* _Short problem_:
Scan the records for the string "varataan"; copy each line where it occurs.

* _Recorded data_:
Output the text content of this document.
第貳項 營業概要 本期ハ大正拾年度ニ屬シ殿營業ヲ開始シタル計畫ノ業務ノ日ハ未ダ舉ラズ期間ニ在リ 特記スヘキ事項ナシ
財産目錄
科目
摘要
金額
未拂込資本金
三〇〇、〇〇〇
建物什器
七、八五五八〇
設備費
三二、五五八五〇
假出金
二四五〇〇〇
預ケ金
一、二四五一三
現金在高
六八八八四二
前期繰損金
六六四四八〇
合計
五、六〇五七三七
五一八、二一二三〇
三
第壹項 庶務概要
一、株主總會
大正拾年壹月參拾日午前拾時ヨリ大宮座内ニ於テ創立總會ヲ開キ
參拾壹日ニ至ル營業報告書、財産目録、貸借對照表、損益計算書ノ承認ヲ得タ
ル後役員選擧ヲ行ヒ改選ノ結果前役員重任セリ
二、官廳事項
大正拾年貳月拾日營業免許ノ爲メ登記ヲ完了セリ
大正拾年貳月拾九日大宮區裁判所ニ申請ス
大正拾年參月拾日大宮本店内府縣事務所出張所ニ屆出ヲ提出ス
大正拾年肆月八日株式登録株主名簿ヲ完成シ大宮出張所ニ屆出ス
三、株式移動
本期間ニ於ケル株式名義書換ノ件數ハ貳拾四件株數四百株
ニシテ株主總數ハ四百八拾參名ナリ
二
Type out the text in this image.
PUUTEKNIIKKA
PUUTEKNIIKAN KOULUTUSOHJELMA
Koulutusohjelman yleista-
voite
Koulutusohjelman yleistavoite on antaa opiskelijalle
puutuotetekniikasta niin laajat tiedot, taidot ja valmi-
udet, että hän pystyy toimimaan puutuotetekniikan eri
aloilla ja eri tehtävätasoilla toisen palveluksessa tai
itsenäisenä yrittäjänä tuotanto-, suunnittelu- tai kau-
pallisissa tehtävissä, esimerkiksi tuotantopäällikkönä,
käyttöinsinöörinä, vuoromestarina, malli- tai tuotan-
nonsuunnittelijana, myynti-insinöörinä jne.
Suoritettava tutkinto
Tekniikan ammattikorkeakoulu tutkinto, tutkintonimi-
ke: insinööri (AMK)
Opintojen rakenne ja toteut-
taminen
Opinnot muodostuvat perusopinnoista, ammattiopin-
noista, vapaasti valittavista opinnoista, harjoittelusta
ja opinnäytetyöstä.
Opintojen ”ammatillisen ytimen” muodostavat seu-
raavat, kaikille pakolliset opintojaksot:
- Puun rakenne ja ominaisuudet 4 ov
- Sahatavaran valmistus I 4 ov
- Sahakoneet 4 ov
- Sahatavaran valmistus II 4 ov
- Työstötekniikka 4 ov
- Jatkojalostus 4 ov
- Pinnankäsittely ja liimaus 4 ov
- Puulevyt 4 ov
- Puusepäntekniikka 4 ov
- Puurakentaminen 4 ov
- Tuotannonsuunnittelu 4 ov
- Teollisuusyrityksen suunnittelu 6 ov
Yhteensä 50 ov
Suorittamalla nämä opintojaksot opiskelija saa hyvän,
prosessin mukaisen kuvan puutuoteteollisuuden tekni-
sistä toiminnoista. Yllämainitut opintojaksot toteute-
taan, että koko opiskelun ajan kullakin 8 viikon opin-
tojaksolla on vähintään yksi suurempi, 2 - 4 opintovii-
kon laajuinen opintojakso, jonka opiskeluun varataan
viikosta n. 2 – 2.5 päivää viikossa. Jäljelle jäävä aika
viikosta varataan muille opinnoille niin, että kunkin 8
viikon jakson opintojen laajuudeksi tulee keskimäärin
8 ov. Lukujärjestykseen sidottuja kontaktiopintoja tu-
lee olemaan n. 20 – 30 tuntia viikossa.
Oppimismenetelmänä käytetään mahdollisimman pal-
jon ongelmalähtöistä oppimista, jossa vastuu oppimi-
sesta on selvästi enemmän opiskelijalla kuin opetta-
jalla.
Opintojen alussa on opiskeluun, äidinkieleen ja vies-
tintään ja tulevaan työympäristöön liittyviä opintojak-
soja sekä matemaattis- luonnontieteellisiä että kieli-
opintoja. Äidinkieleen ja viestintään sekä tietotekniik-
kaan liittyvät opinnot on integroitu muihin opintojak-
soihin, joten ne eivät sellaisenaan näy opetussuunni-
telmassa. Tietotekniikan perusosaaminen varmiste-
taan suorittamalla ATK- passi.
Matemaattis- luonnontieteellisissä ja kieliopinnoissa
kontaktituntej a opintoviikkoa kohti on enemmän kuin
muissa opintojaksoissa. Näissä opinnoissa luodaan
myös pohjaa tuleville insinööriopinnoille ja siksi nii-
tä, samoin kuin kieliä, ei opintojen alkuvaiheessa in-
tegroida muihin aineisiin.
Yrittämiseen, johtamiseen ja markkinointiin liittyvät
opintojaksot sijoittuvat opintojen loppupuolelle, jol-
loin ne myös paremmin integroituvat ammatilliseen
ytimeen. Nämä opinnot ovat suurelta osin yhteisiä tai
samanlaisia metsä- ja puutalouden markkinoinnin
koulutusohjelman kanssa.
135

* _Result of the task_:
kon laajuinen opintojakso, jonka opiskeluun varataan
viikosta varataan muille opinnoille niin, että kunkin 8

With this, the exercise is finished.